## THE REQUEST
Repeat the whole listing below, word for word.

## GIVEN ENTRIES
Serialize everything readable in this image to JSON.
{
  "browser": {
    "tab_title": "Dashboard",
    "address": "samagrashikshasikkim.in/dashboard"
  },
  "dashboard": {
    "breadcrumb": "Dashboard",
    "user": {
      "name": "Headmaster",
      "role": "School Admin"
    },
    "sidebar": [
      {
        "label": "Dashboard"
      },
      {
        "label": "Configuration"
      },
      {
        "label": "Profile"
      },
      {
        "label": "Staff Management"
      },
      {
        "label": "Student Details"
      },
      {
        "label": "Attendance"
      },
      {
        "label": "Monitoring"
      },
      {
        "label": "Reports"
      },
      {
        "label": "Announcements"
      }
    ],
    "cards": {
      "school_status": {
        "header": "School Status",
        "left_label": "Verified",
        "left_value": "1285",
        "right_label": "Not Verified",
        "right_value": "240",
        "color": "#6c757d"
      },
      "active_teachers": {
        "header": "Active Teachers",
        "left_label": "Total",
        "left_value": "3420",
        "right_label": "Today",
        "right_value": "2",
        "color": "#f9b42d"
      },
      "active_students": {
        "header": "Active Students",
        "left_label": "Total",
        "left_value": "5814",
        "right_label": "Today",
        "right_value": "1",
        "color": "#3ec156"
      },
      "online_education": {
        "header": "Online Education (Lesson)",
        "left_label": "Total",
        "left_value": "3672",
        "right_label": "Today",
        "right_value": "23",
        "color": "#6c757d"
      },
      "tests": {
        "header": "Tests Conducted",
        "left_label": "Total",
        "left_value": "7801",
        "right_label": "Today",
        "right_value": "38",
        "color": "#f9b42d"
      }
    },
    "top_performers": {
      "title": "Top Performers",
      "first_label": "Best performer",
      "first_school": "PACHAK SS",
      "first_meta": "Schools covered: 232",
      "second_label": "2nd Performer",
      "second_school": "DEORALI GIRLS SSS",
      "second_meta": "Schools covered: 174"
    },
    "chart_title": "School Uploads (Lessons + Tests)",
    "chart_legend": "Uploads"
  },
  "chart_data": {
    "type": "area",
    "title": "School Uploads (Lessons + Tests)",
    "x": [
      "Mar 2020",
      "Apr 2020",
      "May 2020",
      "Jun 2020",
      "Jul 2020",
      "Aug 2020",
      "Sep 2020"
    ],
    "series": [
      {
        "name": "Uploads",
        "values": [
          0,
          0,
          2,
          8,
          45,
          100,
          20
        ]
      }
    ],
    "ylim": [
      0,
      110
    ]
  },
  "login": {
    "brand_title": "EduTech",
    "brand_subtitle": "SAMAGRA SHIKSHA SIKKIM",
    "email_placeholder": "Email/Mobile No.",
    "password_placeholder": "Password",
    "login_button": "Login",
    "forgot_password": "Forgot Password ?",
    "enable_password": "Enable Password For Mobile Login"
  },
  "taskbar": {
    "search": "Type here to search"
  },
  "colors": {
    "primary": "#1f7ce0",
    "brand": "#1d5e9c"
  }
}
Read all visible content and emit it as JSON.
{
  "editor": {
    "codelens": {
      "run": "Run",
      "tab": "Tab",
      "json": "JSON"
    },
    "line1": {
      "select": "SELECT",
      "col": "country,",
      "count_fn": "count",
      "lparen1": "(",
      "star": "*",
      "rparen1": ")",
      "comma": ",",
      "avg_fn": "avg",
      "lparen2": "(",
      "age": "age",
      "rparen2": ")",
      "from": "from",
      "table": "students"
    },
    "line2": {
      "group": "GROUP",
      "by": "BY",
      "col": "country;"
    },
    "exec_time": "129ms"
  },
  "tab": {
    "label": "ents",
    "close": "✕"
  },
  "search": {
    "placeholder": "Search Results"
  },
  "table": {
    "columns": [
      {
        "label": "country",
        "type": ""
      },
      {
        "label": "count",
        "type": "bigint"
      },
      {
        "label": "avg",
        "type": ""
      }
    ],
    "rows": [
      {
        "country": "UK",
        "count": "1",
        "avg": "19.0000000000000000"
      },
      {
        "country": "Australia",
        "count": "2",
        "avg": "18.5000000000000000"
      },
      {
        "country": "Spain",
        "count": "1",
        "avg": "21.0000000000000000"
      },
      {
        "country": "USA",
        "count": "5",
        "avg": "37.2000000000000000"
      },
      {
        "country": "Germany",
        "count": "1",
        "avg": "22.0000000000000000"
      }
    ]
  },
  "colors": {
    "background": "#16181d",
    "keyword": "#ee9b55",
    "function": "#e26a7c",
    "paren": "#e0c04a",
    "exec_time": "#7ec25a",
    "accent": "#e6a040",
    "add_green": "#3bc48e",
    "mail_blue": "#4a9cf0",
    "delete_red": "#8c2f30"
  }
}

## SOLUTION
Serialize everything readable in this image to JSON.
{
  "browser": {
    "tab_title": "Dashboard",
    "address": "samagrashikshasikkim.in/dashboard"
  },
  "dashboard": {
    "breadcrumb": "Dashboard",
    "user": {
      "name": "Headmaster",
      "role": "School Admin"
    },
    "sidebar": [
      {
        "label": "Dashboard"
      },
      {
        "label": "Configuration"
      },
      {
        "label": "Profile"
      },
      {
        "label": "Staff Management"
      },
      {
        "label": "Student Details"
      },
      {
        "label": "Attendance"
      },
      {
        "label": "Monitoring"
      },
      {
        "label": "Reports"
      },
      {
        "label": "Announcements"
      }
    ],
    "cards": {
      "school_status": {
        "header": "School Status",
        "left_label": "Verified",
        "left_value": "1285",
        "right_label": "Not Verified",
        "right_value": "240",
        "color": "#6c757d"
      },
      "active_teachers": {
        "header": "Active Teachers",
        "left_label": "Total",
        "left_value": "3420",
        "right_label": "Today",
        "right_value": "2",
        "color": "#f9b42d"
      },
      "active_students": {
        "header": "Active Students",
        "left_label": "Total",
        "left_value": "5814",
        "right_label": "Today",
        "right_value": "1",
        "color": "#3ec156"
      },
      "online_education": {
        "header": "Online Education (Lesson)",
        "left_label": "Total",
        "left_value": "3672",
        "right_label": "Today",
        "right_value": "23",
        "color": "#6c757d"
      },
      "tests": {
        "header": "Tests Conducted",
        "left_label": "Total",
        "left_value": "7801",
        "right_label": "Today",
        "right_value": "38",
        "color": "#f9b42d"
      }
    },
    "top_performers": {
      "title": "Top Performers",
      "first_label": "Best performer",
      "first_school": "PACHAK SS",
      "first_meta": "Schools covered: 232",
      "second_label": "2nd Performer",
      "second_school": "DEORALI GIRLS SSS",
      "second_meta": "Schools covered: 174"
    },
    "chart_title": "School Uploads (Lessons + Tests)",
    "chart_legend": "Uploads"
  },
  "chart_data": {
    "type": "area",
    "title": "School Uploads (Lessons + Tests)",
    "x": [
      "Mar 2020",
      "Apr 2020",
      "May 2020",
      "Jun 2020",
      "Jul 2020",
      "Aug 2020",
      "Sep 2020"
    ],
    "series": [
      {
        "name": "Uploads",
        "values": [
          0,
          0,
          2,
          8,
          45,
          100,
          20
        ]
      }
    ],
    "ylim": [
      0,
      110
    ]
  },
  "login": {
    "brand_title": "EduTech",
    "brand_subtitle": "SAMAGRA SHIKSHA SIKKIM",
    "email_placeholder": "Email/Mobile No.",
    "password_placeholder": "Password",
    "login_button": "Login",
    "forgot_password": "Forgot Password ?",
    "enable_password": "Enable Password For Mobile Login"
  },
  "taskbar": {
    "search": "Type here to search"
  },
  "colors": {
    "primary": "#1f7ce0",
    "brand": "#1d5e9c"
  }
}
Read all visible content and emit it as JSON.
{
  "editor": {
    "codelens": {
      "run": "Run",
      "tab": "Tab",
      "json": "JSON"
    },
    "line1": {
      "select": "SELECT",
      "col": "country,",
      "count_fn": "count",
      "lparen1": "(",
      "star": "*",
      "rparen1": ")",
      "comma": ",",
      "avg_fn": "avg",
      "lparen2": "(",
      "age": "age",
      "rparen2": ")",
      "from": "from",
      "table": "students"
    },
    "line2": {
      "group": "GROUP",
      "by": "BY",
      "col": "country;"
    },
    "exec_time": "129ms"
  },
  "tab": {
    "label": "ents",
    "close": "✕"
  },
  "search": {
    "placeholder": "Search Results"
  },
  "table": {
    "columns": [
      {
        "label": "country",
        "type": ""
      },
      {
        "label": "count",
        "type": "bigint"
      },
      {
        "label": "avg",
        "type": ""
      }
    ],
    "rows": [
      {
        "country": "UK",
        "count": "1",
        "avg": "19.0000000000000000"
      },
      {
        "country": "Australia",
        "count": "2",
        "avg": "18.5000000000000000"
      },
      {
        "country": "Spain",
        "count": "1",
        "avg": "21.0000000000000000"
      },
      {
        "country": "USA",
        "count": "5",
        "avg": "37.2000000000000000"
      },
      {
        "country": "Germany",
        "count": "1",
        "avg": "22.0000000000000000"
      }
    ]
  },
  "colors": {
    "background": "#16181d",
    "keyword": "#ee9b55",
    "function": "#e26a7c",
    "paren": "#e0c04a",
    "exec_time": "#7ec25a",
    "accent": "#e6a040",
    "add_green": "#3bc48e",
    "mail_blue": "#4a9cf0",
    "delete_red": "#8c2f30"
  }
}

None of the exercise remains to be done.